March 19, 2018 Monday
Bedtime Story
Probability Theory and 𝑒
So the logarithm of any real number x to
base b, which mathematically is represented as logbx is the unique
real number y such that by = x.
As you can see, almost any real number can
be the base of logarithm, but out of so many only three have been the favorite
in mathematics: b = 10 (common logarithm), b = e (natural logarithm) and b = 2
(in binary logarithm).
Probably one of the first mathematicians
who saw the clear relation between the constant e and logarithms was the
Scottish mathematician and astronomer James Gregory who is perhaps better known
for designing the first reflecting telescope (most of these great brains/minds
are largely forgotten, especially those who came before the dawn of the
European civilization i.e. before 1600).
James Gregory was born in 1638 in the
village of Drumoak, Aberdeenshire, Scotland and lived a very short life dying
at the age of 36 from stroke.
It has to be stressed once again that today
logarithm is seen first of all as a function and secondly it is seen as an
inverse function of exponentiation.
That was not how it used to be thought earlier
by its pioneers; they simply understood logarithm as a smart numerical
technique that aided complicated calculations; They saw logarithms purely as a
computing devise just as we might view electronic calculator.
That is why the mathematical constant e did
not find its association with logarithms for so many decades and perhaps even a
century as the constant e kept coming up as a kind of function either in
compounding function or in exponential growth.
So mentally it was hard to perceive that a
calculating device could have any link with a mathematical constant that
appeared in some functions.

- [SUPPLIED DATA]:
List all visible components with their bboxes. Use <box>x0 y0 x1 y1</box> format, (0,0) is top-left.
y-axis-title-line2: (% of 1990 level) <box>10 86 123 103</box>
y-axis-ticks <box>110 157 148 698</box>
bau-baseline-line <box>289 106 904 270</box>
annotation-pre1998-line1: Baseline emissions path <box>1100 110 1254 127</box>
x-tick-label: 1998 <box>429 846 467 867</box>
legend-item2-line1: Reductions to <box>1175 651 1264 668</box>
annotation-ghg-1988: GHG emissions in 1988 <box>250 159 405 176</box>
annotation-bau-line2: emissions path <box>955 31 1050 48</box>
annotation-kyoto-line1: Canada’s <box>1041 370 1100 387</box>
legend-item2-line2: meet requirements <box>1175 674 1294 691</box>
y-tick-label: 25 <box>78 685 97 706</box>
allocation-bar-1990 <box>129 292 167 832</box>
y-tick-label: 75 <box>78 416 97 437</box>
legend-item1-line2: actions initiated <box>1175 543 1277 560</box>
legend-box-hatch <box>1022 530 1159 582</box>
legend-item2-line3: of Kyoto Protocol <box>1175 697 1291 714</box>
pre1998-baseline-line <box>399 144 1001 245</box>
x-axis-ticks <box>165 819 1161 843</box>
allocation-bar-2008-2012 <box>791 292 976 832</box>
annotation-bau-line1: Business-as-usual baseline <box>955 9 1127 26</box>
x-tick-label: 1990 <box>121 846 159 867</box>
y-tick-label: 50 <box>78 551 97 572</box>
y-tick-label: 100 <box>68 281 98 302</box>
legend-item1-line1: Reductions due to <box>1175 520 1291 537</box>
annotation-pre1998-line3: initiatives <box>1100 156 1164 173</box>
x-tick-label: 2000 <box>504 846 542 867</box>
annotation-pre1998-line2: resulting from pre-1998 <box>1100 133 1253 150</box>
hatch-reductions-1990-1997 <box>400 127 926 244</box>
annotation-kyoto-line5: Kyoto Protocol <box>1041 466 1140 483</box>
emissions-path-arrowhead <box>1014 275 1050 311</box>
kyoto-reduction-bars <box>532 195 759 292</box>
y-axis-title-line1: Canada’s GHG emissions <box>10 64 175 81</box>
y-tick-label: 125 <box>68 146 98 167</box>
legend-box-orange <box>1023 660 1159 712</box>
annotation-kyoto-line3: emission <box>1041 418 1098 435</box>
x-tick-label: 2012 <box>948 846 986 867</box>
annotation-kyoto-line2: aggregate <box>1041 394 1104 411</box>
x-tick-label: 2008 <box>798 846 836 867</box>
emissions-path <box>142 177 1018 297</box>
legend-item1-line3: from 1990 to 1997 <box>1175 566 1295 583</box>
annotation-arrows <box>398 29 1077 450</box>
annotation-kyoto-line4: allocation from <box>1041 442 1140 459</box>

- [EXERCISE DESCRIPTION]:
Answer these questions from the text on logarithms and the constant e, one per line:
(a) Which three bases does the text say have been the favorites in mathematics?
(b) In what year and in what village was James Gregory born?
(c) According to the text, how did the early pioneers of logarithms understand them?

- [RESULT OF THE TASK]:
(a) Base 10 (common logarithm), base e (natural logarithm) and base 2 (binary logarithm).
(b) He was born in 1638 in the village of Drumoak, Aberdeenshire, Scotland.
(c) They understood logarithms as a smart numerical technique that aided complicated calculations, purely as a computing device.